* PROBLEM REQUIREMENTS
Find the word "content" in the data. Return every line where it appears.

* DATASET RECORDS
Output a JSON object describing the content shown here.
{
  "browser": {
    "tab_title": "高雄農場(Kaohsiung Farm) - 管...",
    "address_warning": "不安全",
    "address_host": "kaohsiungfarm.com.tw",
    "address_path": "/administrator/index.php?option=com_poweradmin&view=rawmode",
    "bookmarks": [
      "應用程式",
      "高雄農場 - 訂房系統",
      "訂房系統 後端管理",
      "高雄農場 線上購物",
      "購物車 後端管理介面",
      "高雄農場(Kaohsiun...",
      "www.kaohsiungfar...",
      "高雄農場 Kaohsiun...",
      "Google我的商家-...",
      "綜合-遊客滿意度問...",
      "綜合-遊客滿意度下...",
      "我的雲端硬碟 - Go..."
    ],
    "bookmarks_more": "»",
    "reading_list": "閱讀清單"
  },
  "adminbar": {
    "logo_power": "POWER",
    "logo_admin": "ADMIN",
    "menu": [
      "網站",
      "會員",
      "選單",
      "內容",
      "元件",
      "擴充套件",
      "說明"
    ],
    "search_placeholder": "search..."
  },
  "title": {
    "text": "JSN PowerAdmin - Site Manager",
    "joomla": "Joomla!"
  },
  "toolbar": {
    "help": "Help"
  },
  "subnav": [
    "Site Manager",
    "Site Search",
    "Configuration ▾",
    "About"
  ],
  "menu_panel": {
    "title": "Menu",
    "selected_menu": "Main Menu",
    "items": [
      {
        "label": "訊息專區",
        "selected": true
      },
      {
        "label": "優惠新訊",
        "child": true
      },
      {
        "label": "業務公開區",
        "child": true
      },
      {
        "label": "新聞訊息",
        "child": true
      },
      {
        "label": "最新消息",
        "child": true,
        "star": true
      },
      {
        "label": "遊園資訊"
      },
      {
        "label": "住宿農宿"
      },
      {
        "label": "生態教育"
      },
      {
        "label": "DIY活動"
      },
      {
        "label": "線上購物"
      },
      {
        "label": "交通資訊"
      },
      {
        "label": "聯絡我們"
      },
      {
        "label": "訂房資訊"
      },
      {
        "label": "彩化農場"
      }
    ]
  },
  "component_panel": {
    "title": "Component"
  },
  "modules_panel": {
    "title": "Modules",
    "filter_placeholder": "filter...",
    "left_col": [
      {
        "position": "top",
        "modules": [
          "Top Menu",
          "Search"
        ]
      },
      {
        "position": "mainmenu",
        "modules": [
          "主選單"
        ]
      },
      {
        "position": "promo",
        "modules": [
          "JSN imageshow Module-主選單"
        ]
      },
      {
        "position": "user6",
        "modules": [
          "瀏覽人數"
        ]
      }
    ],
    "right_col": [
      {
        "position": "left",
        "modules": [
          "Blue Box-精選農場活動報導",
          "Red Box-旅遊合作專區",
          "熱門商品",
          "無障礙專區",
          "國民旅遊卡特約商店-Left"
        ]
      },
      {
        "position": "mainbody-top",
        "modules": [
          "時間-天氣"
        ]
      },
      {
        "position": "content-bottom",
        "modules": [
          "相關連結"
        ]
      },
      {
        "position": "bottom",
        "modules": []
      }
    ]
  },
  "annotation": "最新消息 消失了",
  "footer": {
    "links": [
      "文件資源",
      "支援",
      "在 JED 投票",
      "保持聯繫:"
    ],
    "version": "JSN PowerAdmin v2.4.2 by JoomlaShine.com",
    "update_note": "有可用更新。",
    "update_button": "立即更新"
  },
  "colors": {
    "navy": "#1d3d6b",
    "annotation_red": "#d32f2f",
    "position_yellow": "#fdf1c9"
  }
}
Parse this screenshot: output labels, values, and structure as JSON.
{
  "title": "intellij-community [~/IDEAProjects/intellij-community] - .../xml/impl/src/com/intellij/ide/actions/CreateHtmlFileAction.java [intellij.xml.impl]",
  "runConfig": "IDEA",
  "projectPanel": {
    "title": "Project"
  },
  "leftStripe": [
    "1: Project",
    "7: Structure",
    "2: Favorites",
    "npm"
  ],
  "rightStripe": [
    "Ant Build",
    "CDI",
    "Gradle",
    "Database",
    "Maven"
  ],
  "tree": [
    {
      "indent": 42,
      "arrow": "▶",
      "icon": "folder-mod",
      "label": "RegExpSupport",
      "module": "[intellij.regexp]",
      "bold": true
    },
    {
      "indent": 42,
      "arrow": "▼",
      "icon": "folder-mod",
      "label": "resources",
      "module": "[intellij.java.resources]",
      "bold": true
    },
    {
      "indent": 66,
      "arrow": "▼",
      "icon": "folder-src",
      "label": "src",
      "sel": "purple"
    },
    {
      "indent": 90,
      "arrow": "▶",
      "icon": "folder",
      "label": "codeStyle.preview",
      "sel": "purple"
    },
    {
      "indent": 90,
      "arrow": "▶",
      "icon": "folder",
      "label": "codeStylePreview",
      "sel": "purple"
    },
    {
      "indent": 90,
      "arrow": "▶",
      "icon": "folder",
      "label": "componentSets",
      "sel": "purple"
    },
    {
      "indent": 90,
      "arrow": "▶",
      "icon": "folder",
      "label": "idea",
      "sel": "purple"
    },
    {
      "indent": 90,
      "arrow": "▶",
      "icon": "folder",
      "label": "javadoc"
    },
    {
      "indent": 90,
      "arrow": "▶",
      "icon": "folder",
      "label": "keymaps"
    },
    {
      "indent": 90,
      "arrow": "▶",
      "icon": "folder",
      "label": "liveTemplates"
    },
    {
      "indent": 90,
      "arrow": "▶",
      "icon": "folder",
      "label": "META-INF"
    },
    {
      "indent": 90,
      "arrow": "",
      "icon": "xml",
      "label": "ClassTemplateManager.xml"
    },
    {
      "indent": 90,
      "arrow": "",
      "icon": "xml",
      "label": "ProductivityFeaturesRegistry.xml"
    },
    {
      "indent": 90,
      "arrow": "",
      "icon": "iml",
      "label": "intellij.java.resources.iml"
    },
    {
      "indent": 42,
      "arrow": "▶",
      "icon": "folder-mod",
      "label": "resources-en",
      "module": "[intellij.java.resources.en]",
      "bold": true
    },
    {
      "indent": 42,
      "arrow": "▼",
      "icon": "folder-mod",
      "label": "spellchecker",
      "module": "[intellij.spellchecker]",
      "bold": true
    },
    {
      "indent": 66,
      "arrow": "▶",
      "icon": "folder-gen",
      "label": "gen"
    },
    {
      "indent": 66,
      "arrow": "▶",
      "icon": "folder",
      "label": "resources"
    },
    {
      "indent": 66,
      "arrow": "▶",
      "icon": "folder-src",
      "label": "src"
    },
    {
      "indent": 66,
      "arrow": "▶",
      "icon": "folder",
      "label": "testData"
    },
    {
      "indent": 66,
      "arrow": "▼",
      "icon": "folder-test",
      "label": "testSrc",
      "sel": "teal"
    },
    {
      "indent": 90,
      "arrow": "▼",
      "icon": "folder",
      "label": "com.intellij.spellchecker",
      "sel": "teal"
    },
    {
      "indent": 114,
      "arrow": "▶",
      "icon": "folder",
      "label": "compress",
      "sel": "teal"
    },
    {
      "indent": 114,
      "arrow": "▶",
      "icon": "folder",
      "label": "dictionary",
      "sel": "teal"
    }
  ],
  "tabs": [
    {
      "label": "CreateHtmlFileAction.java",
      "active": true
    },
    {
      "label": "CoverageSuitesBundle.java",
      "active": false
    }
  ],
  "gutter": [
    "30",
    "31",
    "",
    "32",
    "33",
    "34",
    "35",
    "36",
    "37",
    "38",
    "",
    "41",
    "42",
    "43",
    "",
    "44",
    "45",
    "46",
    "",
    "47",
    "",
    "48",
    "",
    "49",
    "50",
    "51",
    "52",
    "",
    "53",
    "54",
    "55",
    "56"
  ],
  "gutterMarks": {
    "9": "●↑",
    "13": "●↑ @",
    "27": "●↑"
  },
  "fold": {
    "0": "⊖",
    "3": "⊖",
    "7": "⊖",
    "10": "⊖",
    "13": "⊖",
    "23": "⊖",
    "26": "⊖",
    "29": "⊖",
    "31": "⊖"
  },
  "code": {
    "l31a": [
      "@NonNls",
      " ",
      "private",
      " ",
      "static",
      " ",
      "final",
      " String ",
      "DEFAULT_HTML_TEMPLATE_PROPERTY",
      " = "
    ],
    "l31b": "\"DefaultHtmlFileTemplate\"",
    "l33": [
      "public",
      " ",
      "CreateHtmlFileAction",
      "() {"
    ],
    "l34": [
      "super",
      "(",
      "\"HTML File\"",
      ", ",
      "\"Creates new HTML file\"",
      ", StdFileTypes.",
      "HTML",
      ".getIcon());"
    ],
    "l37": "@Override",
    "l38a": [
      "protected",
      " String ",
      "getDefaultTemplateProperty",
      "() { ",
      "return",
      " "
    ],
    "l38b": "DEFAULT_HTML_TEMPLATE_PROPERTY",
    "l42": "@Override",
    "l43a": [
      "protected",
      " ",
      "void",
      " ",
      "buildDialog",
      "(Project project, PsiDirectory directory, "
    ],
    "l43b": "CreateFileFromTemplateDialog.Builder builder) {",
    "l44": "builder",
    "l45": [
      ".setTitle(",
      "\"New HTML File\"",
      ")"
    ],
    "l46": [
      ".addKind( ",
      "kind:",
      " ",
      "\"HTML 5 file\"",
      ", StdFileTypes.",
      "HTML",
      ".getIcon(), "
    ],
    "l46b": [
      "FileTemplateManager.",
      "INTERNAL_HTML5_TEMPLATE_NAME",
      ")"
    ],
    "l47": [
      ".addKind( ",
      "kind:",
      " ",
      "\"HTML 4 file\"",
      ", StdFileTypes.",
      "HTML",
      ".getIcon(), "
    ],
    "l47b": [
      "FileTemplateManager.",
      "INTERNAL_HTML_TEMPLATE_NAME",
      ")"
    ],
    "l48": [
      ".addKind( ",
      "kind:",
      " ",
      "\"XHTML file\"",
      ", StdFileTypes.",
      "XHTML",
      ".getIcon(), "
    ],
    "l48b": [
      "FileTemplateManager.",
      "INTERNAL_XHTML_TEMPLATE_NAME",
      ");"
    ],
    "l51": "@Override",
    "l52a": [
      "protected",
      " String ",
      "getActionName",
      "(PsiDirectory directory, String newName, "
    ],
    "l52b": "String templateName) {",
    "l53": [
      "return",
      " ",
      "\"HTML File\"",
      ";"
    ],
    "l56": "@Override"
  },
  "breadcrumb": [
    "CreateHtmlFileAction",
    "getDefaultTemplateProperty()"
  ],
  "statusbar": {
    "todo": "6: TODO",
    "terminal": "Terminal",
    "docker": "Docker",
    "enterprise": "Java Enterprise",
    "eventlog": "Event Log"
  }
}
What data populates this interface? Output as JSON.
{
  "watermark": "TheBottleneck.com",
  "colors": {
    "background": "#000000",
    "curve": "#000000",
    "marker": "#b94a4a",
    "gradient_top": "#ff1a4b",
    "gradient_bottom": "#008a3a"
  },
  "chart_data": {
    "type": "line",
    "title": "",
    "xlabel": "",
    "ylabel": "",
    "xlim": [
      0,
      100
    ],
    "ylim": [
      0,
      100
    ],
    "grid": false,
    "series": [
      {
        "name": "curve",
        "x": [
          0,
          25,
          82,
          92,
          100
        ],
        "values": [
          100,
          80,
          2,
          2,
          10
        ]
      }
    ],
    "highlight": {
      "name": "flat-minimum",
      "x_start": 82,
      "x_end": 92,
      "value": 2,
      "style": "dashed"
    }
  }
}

* THE COMPLETED TASK
Output a JSON object describing the content shown here.
        "position": "content-bottom",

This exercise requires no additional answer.